Extracted records →
- - -

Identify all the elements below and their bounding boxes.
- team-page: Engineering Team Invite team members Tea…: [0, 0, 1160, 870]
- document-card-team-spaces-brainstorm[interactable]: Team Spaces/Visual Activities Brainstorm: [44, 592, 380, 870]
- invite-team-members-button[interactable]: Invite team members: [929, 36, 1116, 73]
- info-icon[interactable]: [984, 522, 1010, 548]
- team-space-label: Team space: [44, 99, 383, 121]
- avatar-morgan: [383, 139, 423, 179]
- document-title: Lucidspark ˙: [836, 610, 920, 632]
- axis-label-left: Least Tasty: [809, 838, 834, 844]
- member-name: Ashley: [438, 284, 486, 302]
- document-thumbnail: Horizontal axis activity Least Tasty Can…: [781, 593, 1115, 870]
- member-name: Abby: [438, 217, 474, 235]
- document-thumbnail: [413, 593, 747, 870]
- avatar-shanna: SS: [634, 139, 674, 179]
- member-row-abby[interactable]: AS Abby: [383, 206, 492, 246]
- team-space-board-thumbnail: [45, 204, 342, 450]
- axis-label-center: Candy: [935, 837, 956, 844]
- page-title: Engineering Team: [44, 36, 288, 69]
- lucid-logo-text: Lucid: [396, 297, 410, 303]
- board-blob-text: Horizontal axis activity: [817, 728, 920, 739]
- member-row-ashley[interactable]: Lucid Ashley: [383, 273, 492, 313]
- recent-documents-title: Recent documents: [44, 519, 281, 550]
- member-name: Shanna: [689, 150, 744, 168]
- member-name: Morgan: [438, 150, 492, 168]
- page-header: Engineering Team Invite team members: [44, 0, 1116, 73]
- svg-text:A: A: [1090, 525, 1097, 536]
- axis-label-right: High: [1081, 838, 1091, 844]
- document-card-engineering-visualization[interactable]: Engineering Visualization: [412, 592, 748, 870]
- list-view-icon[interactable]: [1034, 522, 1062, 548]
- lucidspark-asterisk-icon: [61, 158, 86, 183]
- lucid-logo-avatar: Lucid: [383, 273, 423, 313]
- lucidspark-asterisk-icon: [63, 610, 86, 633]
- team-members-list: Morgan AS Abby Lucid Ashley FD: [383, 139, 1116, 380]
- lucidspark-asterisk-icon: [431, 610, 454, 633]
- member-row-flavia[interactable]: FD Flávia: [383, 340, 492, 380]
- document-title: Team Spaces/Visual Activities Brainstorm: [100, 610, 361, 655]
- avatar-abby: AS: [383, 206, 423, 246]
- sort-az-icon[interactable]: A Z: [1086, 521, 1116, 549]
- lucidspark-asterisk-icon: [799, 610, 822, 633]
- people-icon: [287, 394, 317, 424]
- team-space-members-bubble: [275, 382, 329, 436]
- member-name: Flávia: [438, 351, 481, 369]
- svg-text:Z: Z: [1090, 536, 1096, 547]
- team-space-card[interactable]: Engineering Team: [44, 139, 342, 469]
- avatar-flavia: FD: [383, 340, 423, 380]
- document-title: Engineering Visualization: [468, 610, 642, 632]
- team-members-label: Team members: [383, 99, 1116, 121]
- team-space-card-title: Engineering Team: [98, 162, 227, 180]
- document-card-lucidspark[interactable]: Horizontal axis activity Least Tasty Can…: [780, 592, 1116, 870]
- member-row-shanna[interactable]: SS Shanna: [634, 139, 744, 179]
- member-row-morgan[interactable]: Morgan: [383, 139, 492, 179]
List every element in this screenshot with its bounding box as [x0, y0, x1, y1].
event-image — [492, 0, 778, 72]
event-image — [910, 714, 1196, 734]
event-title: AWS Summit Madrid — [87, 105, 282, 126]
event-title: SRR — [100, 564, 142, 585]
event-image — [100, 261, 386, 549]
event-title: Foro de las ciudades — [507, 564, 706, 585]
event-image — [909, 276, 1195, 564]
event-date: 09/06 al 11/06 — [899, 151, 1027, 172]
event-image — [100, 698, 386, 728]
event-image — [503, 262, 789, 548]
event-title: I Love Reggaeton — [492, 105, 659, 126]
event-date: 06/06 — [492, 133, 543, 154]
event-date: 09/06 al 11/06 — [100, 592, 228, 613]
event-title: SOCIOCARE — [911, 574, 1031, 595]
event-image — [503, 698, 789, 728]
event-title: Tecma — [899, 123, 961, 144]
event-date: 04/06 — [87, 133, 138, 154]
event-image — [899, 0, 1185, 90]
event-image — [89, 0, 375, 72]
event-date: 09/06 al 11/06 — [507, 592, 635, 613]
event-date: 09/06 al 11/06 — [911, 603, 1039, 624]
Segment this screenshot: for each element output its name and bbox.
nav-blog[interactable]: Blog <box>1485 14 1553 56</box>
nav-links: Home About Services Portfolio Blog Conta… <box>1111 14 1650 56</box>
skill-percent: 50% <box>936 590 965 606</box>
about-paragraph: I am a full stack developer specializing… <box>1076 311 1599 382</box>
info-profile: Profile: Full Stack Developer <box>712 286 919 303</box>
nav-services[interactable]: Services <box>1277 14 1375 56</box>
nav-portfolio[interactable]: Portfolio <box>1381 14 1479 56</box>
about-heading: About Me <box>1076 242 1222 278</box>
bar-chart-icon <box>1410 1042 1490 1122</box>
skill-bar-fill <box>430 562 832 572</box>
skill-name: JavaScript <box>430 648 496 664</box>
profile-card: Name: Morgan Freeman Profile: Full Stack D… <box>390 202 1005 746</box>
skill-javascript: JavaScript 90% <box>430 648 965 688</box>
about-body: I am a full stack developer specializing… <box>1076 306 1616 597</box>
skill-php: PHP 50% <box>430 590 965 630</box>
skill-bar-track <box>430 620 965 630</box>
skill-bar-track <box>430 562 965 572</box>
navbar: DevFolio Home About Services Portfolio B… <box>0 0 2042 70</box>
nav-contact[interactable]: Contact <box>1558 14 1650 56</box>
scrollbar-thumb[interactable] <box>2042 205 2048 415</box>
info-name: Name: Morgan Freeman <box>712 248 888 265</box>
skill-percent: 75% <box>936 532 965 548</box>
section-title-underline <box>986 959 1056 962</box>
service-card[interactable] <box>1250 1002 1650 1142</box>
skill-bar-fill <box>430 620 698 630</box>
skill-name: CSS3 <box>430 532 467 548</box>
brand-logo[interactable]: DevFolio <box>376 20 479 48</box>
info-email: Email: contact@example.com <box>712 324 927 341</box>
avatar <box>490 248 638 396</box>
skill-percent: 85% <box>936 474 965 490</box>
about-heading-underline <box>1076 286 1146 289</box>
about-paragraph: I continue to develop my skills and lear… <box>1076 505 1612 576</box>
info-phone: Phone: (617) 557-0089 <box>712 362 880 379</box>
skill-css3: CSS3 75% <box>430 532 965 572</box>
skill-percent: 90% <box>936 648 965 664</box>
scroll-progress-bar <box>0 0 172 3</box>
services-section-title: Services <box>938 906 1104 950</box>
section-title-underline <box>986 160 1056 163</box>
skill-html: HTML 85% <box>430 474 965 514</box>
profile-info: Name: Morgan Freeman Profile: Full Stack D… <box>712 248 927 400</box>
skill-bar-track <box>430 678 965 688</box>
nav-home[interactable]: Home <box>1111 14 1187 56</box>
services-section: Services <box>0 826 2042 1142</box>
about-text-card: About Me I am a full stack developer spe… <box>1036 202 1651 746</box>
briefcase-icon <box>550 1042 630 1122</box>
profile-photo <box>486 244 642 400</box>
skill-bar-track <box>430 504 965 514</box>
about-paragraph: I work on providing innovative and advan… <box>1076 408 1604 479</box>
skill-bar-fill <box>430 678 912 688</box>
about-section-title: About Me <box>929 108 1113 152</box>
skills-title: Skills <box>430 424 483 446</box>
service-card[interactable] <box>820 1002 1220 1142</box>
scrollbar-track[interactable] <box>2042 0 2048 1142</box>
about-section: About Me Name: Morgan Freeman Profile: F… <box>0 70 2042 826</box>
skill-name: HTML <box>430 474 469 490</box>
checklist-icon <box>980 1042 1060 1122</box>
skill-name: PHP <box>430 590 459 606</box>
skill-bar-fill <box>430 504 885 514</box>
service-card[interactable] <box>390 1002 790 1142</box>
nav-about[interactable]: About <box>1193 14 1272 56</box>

- - -

TASK PROMPT →
Copy the material above verbatim, from its first line through the line holding "- member-row-flavia[interactable]: FD", both included.

FULL ANSWER →
Identify all the elements below and their bounding boxes.
- team-page: Engineering Team Invite team members Tea…: [0, 0, 1160, 870]
- document-card-team-spaces-brainstorm[interactable]: Team Spaces/Visual Activities Brainstorm: [44, 592, 380, 870]
- invite-team-members-button[interactable]: Invite team members: [929, 36, 1116, 73]
- info-icon[interactable]: [984, 522, 1010, 548]
- team-space-label: Team space: [44, 99, 383, 121]
- avatar-morgan: [383, 139, 423, 179]
- document-title: Lucidspark ˙: [836, 610, 920, 632]
- axis-label-left: Least Tasty: [809, 838, 834, 844]
- member-name: Ashley: [438, 284, 486, 302]
- document-thumbnail: Horizontal axis activity Least Tasty Can…: [781, 593, 1115, 870]
- member-name: Abby: [438, 217, 474, 235]
- document-thumbnail: [413, 593, 747, 870]
- avatar-shanna: SS: [634, 139, 674, 179]
- member-row-abby[interactable]: AS Abby: [383, 206, 492, 246]
- team-space-board-thumbnail: [45, 204, 342, 450]
- axis-label-center: Candy: [935, 837, 956, 844]
- page-title: Engineering Team: [44, 36, 288, 69]
- lucid-logo-text: Lucid: [396, 297, 410, 303]
- board-blob-text: Horizontal axis activity: [817, 728, 920, 739]
- member-row-ashley[interactable]: Lucid Ashley: [383, 273, 492, 313]
- recent-documents-title: Recent documents: [44, 519, 281, 550]
- member-name: Shanna: [689, 150, 744, 168]
- member-name: Morgan: [438, 150, 492, 168]
- page-header: Engineering Team Invite team members: [44, 0, 1116, 73]
- svg-text:A: A: [1090, 525, 1097, 536]
- axis-label-right: High: [1081, 838, 1091, 844]
- document-card-engineering-visualization[interactable]: Engineering Visualization: [412, 592, 748, 870]
- list-view-icon[interactable]: [1034, 522, 1062, 548]
- lucidspark-asterisk-icon: [61, 158, 86, 183]
- lucid-logo-avatar: Lucid: [383, 273, 423, 313]
- lucidspark-asterisk-icon: [63, 610, 86, 633]
- team-members-list: Morgan AS Abby Lucid Ashley FD: [383, 139, 1116, 380]
- lucidspark-asterisk-icon: [431, 610, 454, 633]
- member-row-flavia[interactable]: FD Flávia: [383, 340, 492, 380]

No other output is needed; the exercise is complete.